**What you will do:** In the paper header, which university is Syo Kamata listed with?

**Reading text:**
------------------------------------
Bion non-perturbative contributions versus infrared renormalons in two-dimensional ℂ P N − 1 models

Fujimori, Toshiaki (0000 0004 1936 9959, Department of Physics, and Research and Education Center for Natural Sciences, Keio University, 4-1-1 Hiyoshi, Yokohama, Kanagawa, 223-8521, Japan) ; Kamata, Syo (0000 0001 2173 6074, Department of Physics, North Carolina State University, Raleigh, NC, 27695, U.S.A.) ; Misumi, Tatsuhiro (0000 0004 1936 9959, Department of Physics, and Research and Education Center for Natural Sciences, Keio University, 4-1-1 Hiyoshi, Yokohama, Kanagawa, 223-8521, Japan) (0000 0001 0725 8504, Department of Mathematical Science, Akita University, Akita, 010-8502, Japan) (0000000094465255, iTHEMS, RIKEN, 2-1 Hirasawa, Wako, Saitama, 351-0198, Japan) ; Nitta, Muneto (0000 0004 1936 9959, Department of Physics, and Research and Education Center for Natural Sciences, Keio University, 4-1-1 Hiyoshi, Yokohama, Kanagawa, 223-8521, Japan) ; Sakai, Norisuke (0000 0004 1936 9959, Department of Physics, and Research and Education Center for Natural Sciences, Keio University, 4-1-1 Hiyoshi, Yokohama, Kanagawa, 223-8521, Japan)
------------------------------------
**Record list:**
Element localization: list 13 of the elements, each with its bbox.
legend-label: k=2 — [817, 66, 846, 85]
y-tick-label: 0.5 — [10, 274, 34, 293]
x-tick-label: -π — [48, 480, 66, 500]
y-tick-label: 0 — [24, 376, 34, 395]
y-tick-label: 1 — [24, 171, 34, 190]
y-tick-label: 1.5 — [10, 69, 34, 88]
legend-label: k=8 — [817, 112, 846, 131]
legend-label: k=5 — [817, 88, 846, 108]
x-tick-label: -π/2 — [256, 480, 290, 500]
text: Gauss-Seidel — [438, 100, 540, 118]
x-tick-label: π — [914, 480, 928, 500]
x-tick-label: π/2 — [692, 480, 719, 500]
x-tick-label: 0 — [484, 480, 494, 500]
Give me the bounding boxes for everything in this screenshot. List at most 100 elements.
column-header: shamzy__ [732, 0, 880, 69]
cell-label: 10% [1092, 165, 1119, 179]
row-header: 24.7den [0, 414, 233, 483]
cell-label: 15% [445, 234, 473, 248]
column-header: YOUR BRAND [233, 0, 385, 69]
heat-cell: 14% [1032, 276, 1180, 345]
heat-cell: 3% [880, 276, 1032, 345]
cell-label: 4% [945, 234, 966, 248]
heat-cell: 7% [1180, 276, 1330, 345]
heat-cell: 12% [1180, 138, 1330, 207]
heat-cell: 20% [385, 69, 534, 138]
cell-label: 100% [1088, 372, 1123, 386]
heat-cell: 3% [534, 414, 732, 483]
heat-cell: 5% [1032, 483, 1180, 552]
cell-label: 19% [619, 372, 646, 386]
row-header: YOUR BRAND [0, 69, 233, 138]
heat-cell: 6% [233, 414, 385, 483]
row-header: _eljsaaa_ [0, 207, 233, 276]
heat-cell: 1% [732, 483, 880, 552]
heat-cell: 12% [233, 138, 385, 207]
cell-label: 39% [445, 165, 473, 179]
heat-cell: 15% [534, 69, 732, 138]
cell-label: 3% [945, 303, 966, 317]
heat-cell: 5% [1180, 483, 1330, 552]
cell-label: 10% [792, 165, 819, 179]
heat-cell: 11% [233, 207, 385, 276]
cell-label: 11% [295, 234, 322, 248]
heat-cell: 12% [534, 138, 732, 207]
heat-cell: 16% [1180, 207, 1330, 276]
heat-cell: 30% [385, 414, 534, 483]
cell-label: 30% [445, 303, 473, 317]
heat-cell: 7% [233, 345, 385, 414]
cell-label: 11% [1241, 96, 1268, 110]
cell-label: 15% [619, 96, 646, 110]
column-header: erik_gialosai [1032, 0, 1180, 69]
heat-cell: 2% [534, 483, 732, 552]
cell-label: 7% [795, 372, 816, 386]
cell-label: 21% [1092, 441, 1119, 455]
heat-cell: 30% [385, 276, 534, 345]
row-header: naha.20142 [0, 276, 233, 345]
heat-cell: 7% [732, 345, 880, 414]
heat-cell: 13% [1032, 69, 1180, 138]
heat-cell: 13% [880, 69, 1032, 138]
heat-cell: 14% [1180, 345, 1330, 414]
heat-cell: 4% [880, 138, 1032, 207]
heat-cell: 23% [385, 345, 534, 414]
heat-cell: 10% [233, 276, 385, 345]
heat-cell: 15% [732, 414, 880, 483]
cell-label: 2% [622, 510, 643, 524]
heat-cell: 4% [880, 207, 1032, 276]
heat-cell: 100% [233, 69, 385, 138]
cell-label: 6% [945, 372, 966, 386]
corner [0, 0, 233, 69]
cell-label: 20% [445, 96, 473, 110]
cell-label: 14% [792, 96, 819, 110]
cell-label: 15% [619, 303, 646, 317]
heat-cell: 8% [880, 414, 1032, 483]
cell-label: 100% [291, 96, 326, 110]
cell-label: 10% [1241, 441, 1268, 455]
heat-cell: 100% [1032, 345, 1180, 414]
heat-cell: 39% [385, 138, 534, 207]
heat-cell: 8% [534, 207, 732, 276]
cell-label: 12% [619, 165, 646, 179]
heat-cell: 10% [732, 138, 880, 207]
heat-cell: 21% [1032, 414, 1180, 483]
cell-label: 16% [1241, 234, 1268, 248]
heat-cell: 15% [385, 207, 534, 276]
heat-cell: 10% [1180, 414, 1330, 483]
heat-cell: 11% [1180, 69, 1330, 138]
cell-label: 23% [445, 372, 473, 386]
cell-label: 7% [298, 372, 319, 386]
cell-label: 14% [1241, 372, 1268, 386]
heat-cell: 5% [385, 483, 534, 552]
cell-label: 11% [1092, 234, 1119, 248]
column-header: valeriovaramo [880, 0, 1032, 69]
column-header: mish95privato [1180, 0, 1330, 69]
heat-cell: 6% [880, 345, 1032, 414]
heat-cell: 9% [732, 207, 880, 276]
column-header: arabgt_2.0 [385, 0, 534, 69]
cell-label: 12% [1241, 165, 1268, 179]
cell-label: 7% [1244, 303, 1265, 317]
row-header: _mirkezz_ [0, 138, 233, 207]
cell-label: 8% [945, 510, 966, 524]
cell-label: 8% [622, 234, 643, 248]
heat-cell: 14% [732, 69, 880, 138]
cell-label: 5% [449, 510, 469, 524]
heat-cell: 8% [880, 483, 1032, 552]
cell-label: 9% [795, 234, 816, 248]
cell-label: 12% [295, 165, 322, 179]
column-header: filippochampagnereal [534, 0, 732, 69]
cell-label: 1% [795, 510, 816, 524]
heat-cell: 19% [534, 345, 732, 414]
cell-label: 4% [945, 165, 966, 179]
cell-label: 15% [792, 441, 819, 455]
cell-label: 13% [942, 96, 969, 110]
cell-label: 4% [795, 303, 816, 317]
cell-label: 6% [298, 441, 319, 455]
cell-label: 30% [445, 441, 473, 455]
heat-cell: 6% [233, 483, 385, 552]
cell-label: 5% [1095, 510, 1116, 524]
------------------------------------
**Result below:** North Carolina State University